### WHAT IS NEEDED:
Copy all lines holding the word "responded" from the entries.

:::

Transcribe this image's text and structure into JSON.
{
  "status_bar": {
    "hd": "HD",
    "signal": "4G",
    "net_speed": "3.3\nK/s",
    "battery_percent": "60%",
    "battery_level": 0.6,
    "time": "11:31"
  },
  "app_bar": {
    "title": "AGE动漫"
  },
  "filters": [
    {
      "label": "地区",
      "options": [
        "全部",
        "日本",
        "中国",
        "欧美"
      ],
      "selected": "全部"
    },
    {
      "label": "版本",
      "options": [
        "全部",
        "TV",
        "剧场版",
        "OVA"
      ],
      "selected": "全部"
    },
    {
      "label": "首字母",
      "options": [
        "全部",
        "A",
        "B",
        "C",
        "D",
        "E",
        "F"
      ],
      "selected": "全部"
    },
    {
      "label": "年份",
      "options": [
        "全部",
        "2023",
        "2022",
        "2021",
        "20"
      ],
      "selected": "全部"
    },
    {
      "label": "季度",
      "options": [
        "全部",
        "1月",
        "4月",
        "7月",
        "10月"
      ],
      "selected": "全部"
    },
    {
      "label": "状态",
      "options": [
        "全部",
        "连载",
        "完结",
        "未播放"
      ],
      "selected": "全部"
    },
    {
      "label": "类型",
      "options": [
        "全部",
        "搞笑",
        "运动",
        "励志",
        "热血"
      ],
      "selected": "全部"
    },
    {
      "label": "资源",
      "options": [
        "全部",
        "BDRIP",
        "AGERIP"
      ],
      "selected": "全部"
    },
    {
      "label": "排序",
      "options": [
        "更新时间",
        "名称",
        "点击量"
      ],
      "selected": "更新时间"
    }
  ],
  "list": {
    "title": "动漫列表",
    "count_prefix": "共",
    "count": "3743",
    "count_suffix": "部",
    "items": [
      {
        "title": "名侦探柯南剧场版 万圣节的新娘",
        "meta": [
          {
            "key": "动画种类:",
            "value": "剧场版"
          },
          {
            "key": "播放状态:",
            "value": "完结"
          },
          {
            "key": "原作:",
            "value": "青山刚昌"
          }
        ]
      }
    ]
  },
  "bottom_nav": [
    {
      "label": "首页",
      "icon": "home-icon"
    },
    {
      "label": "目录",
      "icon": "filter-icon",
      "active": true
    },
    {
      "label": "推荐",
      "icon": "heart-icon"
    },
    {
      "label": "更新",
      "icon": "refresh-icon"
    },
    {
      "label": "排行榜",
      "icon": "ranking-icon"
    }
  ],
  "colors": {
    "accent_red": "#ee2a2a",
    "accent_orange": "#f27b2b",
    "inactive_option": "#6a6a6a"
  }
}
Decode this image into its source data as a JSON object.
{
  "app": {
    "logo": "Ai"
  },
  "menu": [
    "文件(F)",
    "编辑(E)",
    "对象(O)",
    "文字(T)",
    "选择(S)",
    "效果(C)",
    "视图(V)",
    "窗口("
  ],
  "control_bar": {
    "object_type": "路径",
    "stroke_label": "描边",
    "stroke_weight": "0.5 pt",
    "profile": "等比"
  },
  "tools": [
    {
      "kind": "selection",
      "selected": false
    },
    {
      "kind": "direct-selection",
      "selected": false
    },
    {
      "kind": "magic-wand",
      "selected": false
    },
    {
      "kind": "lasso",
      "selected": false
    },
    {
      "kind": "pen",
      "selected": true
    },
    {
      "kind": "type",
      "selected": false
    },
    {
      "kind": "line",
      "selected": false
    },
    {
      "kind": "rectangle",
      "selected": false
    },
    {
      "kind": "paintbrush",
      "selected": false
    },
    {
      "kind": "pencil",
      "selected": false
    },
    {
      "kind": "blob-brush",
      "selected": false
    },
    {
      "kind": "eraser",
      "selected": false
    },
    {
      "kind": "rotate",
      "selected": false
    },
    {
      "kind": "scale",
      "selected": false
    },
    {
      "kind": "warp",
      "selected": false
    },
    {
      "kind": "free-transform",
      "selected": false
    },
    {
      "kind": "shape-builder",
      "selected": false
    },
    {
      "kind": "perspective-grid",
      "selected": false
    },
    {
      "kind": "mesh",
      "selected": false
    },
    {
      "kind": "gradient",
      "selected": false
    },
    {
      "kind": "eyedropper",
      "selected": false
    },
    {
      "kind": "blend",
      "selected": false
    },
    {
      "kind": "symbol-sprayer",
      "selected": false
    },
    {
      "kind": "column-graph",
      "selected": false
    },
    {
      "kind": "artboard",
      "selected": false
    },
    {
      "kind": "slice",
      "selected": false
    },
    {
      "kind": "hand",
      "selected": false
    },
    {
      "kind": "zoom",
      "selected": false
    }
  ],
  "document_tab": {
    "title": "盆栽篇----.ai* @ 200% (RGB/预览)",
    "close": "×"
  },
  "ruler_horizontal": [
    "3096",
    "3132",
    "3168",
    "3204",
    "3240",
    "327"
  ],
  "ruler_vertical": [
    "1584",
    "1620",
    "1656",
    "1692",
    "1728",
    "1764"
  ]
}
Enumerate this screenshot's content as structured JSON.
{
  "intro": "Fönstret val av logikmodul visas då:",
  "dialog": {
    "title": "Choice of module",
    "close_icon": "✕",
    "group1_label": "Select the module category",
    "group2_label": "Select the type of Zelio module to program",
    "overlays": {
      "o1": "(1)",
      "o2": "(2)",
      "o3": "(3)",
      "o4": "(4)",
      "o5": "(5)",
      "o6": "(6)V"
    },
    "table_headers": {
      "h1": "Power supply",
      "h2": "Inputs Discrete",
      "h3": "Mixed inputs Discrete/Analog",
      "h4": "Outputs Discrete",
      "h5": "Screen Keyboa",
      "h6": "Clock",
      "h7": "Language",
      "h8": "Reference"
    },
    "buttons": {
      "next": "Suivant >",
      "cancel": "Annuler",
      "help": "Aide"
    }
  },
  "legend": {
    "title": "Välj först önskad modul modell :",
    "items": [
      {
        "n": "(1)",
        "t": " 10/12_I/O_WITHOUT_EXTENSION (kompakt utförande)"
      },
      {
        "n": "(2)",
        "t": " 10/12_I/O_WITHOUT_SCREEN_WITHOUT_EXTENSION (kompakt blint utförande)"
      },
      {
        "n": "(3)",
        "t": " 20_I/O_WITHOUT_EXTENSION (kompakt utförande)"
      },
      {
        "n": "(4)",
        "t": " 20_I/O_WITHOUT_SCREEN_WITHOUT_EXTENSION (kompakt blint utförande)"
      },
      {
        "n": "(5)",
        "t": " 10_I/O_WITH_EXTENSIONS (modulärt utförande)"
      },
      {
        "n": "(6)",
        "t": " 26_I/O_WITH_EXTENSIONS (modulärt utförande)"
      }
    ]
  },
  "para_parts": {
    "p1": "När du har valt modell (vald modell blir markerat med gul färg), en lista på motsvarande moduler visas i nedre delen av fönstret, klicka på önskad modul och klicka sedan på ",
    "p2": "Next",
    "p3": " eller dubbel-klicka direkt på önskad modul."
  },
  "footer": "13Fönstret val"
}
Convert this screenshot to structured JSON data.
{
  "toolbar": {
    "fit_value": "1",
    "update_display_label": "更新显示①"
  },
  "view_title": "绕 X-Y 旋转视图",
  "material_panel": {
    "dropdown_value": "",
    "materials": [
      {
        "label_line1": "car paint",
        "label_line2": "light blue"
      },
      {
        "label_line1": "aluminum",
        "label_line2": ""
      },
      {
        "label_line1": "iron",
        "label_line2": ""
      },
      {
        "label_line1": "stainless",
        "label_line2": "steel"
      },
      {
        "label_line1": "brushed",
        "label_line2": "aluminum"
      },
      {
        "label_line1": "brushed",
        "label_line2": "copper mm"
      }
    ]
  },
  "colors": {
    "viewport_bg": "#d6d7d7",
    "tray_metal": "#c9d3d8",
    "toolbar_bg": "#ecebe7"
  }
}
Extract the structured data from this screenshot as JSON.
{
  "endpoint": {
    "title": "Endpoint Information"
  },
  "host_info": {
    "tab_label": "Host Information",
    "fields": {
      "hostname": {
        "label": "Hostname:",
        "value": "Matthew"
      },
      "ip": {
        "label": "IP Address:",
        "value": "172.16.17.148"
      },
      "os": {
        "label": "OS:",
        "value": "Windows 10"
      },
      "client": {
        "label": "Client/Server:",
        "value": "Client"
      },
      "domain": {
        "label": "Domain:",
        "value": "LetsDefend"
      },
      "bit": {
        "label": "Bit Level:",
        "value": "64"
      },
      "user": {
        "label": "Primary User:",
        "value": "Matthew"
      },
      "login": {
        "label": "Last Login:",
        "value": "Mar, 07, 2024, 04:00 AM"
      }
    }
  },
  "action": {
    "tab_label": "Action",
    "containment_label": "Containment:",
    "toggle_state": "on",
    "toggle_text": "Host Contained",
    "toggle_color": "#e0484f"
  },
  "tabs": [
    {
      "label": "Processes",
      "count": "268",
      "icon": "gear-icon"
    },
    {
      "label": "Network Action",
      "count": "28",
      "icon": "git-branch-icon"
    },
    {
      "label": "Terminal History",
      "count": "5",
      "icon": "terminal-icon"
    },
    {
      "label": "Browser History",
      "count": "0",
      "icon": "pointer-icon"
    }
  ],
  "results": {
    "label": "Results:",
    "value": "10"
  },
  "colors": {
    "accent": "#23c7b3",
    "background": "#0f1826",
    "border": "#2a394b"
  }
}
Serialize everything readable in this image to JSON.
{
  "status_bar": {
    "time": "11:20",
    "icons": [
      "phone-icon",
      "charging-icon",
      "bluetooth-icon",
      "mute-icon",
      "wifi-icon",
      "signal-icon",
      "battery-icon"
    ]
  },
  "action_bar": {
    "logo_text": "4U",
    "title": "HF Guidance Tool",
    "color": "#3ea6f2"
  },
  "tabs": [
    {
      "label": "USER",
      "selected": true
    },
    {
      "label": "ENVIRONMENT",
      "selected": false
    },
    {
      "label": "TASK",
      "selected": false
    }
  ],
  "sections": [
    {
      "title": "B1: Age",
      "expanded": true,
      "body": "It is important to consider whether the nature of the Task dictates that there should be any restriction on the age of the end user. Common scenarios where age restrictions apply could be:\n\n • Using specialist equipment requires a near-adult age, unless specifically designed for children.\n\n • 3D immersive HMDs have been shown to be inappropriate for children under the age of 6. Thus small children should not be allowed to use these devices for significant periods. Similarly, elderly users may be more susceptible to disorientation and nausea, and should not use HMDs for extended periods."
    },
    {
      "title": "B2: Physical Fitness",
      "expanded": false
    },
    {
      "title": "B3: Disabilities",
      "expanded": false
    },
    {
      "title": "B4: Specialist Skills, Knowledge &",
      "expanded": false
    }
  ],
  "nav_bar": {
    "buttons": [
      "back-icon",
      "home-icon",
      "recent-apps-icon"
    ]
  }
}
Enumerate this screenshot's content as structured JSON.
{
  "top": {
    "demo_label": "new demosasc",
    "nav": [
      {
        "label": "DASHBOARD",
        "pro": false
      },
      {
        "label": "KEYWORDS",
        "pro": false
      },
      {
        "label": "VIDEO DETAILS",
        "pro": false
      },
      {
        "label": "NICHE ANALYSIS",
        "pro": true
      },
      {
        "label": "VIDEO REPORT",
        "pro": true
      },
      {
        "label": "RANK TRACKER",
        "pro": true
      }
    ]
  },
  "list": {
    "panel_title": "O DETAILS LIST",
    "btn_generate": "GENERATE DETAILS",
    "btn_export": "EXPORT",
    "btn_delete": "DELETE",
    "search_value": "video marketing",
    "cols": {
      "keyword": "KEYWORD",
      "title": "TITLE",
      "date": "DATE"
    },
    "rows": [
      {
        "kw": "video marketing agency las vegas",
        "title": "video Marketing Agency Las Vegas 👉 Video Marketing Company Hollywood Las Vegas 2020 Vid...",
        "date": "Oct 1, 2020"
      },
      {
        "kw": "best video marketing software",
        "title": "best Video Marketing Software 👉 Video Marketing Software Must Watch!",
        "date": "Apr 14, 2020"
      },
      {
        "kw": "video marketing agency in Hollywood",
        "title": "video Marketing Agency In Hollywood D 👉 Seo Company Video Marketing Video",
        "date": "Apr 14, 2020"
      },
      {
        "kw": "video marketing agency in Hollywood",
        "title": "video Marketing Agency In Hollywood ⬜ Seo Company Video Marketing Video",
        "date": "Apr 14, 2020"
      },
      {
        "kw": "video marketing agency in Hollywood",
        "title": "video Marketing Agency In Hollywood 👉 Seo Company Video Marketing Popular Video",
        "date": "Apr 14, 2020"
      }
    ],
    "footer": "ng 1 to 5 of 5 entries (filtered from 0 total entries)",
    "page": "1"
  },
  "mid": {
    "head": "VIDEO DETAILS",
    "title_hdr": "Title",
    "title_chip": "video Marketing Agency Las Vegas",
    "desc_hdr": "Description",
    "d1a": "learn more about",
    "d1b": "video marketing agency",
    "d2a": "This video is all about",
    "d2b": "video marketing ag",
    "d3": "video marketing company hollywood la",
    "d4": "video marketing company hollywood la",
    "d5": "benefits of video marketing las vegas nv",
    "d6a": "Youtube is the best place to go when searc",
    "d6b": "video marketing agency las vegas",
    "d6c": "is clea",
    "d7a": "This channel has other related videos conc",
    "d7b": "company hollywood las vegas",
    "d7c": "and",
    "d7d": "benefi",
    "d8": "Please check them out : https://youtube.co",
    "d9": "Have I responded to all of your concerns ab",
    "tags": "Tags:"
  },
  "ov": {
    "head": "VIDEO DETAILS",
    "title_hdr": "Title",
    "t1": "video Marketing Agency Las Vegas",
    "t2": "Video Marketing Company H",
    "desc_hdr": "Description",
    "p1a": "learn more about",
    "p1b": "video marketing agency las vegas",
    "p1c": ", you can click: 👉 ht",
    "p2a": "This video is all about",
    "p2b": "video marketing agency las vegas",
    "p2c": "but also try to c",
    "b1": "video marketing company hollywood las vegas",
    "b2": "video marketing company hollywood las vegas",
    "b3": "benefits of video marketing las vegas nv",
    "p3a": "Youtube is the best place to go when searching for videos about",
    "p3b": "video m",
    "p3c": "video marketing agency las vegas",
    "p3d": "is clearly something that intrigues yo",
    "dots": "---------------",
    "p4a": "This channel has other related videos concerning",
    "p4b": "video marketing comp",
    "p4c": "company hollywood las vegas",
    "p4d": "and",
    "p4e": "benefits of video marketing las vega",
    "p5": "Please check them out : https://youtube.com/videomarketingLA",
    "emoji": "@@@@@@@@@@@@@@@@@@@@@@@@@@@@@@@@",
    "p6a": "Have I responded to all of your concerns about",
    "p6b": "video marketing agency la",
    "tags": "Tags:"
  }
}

:::

### OUTPUT FOR THIS TASK:
    "d9": "Have I responded to all of your concerns ab",
    "p6a": "Have I responded to all of your concerns about",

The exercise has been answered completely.